**** MATERIAL SHOWN
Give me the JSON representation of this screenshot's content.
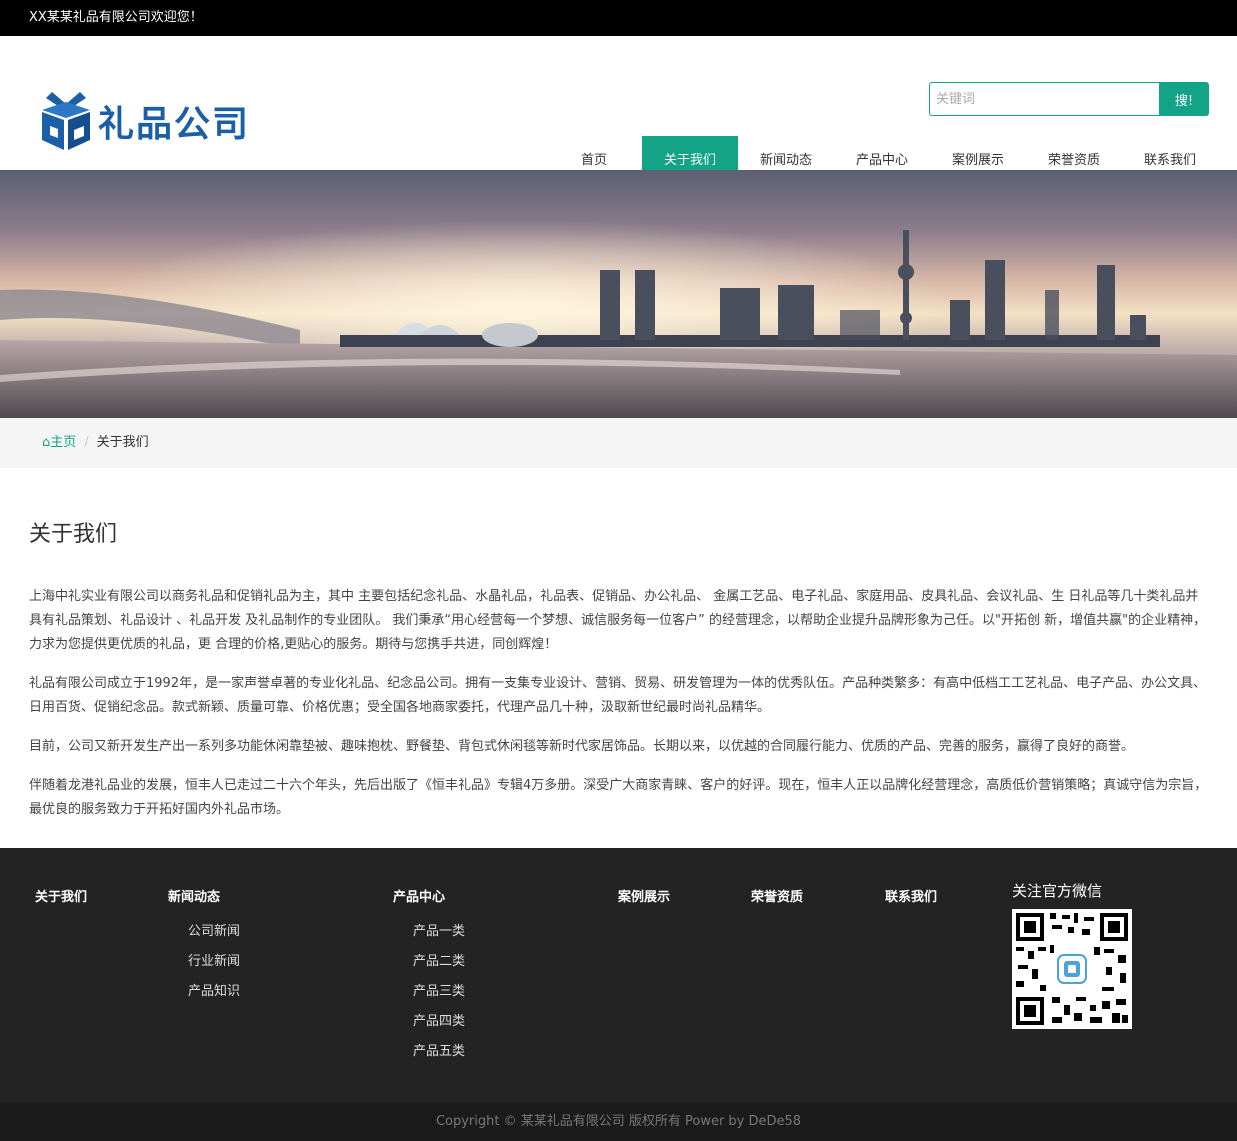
{
  "topbar": {
    "welcome": "XX某某礼品有限公司欢迎您！"
  },
  "header": {
    "logo_text": "礼品公司",
    "search_placeholder": "关键词",
    "search_button": "搜!"
  },
  "nav": [
    {
      "label": "首页",
      "active": false
    },
    {
      "label": "关于我们",
      "active": true
    },
    {
      "label": "新闻动态",
      "active": false
    },
    {
      "label": "产品中心",
      "active": false
    },
    {
      "label": "案例展示",
      "active": false
    },
    {
      "label": "荣誉资质",
      "active": false
    },
    {
      "label": "联系我们",
      "active": false
    }
  ],
  "breadcrumb": {
    "home": "主页",
    "current": "关于我们"
  },
  "content": {
    "title": "关于我们",
    "paragraphs": [
      "上海中礼实业有限公司以商务礼品和促销礼品为主，其中 主要包括纪念礼品、水晶礼品，礼品表、促销品、办公礼品、 金属工艺品、电子礼品、家庭用品、皮具礼品、会议礼品、生 日礼品等几十类礼品并具有礼品策划、礼品设计 、礼品开发 及礼品制作的专业团队。 我们秉承“用心经营每一个梦想、诚信服务每一位客户” 的经营理念，以帮助企业提升品牌形象为己任。以\"开拓创 新，增值共赢\"的企业精神，力求为您提供更优质的礼品，更 合理的价格,更贴心的服务。期待与您携手共进，同创辉煌！",
      "礼品有限公司成立于1992年，是一家声誉卓著的专业化礼品、纪念品公司。拥有一支集专业设计、营销、贸易、研发管理为一体的优秀队伍。产品种类繁多：有高中低档工工艺礼品、电子产品、办公文具、日用百货、促销纪念品。款式新颖、质量可靠、价格优惠；受全国各地商家委托，代理产品几十种，汲取新世纪最时尚礼品精华。",
      "目前，公司又新开发生产出一系列多功能休闲靠垫被、趣味抱枕、野餐垫、背包式休闲毯等新时代家居饰品。长期以来，以优越的合同履行能力、优质的产品、完善的服务，赢得了良好的商誉。",
      "伴随着龙港礼品业的发展，恒丰人已走过二十六个年头，先后出版了《恒丰礼品》专辑4万多册。深受广大商家青睐、客户的好评。现在，恒丰人正以品牌化经营理念，高质低价营销策略；真诚守信为宗旨，最优良的服务致力于开拓好国内外礼品市场。"
    ]
  },
  "footer": {
    "columns": [
      {
        "title": "关于我们",
        "items": []
      },
      {
        "title": "新闻动态",
        "items": [
          "公司新闻",
          "行业新闻",
          "产品知识"
        ]
      },
      {
        "title": "产品中心",
        "items": [
          "产品一类",
          "产品二类",
          "产品三类",
          "产品四类",
          "产品五类"
        ]
      },
      {
        "title": "案例展示",
        "items": []
      },
      {
        "title": "荣誉资质",
        "items": []
      },
      {
        "title": "联系我们",
        "items": []
      }
    ],
    "wechat_title": "关注官方微信",
    "copyright": "Copyright © 某某礼品有限公司 版权所有 Power by DeDe58"
  },
  "colors": {
    "accent": "#13a386",
    "logo": "#1b5fa7",
    "footer_bg": "#232323"
  }
}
********
§ YOUR OBJECTIVE
Copy every record above exactly, leaving out any pictures.

§ OUTPUT OF THE EXERCISE
Give me the JSON representation of this screenshot's content.
{
  "topbar": {
    "welcome": "XX某某礼品有限公司欢迎您！"
  },
  "header": {
    "logo_text": "礼品公司",
    "search_placeholder": "关键词",
    "search_button": "搜!"
  },
  "nav": [
    {
      "label": "首页",
      "active": false
    },
    {
      "label": "关于我们",
      "active": true
    },
    {
      "label": "新闻动态",
      "active": false
    },
    {
      "label": "产品中心",
      "active": false
    },
    {
      "label": "案例展示",
      "active": false
    },
    {
      "label": "荣誉资质",
      "active": false
    },
    {
      "label": "联系我们",
      "active": false
    }
  ],
  "breadcrumb": {
    "home": "主页",
    "current": "关于我们"
  },
  "content": {
    "title": "关于我们",
    "paragraphs": [
      "上海中礼实业有限公司以商务礼品和促销礼品为主，其中 主要包括纪念礼品、水晶礼品，礼品表、促销品、办公礼品、 金属工艺品、电子礼品、家庭用品、皮具礼品、会议礼品、生 日礼品等几十类礼品并具有礼品策划、礼品设计 、礼品开发 及礼品制作的专业团队。 我们秉承“用心经营每一个梦想、诚信服务每一位客户” 的经营理念，以帮助企业提升品牌形象为己任。以\"开拓创 新，增值共赢\"的企业精神，力求为您提供更优质的礼品，更 合理的价格,更贴心的服务。期待与您携手共进，同创辉煌！",
      "礼品有限公司成立于1992年，是一家声誉卓著的专业化礼品、纪念品公司。拥有一支集专业设计、营销、贸易、研发管理为一体的优秀队伍。产品种类繁多：有高中低档工工艺礼品、电子产品、办公文具、日用百货、促销纪念品。款式新颖、质量可靠、价格优惠；受全国各地商家委托，代理产品几十种，汲取新世纪最时尚礼品精华。",
      "目前，公司又新开发生产出一系列多功能休闲靠垫被、趣味抱枕、野餐垫、背包式休闲毯等新时代家居饰品。长期以来，以优越的合同履行能力、优质的产品、完善的服务，赢得了良好的商誉。",
      "伴随着龙港礼品业的发展，恒丰人已走过二十六个年头，先后出版了《恒丰礼品》专辑4万多册。深受广大商家青睐、客户的好评。现在，恒丰人正以品牌化经营理念，高质低价营销策略；真诚守信为宗旨，最优良的服务致力于开拓好国内外礼品市场。"
    ]
  },
  "footer": {
    "columns": [
      {
        "title": "关于我们",
        "items": []
      },
      {
        "title": "新闻动态",
        "items": [
          "公司新闻",
          "行业新闻",
          "产品知识"
        ]
      },
      {
        "title": "产品中心",
        "items": [
          "产品一类",
          "产品二类",
          "产品三类",
          "产品四类",
          "产品五类"
        ]
      },
      {
        "title": "案例展示",
        "items": []
      },
      {
        "title": "荣誉资质",
        "items": []
      },
      {
        "title": "联系我们",
        "items": []
      }
    ],
    "wechat_title": "关注官方微信",
    "copyright": "Copyright © 某某礼品有限公司 版权所有 Power by DeDe58"
  },
  "colors": {
    "accent": "#13a386",
    "logo": "#1b5fa7",
    "footer_bg": "#232323"
  }
}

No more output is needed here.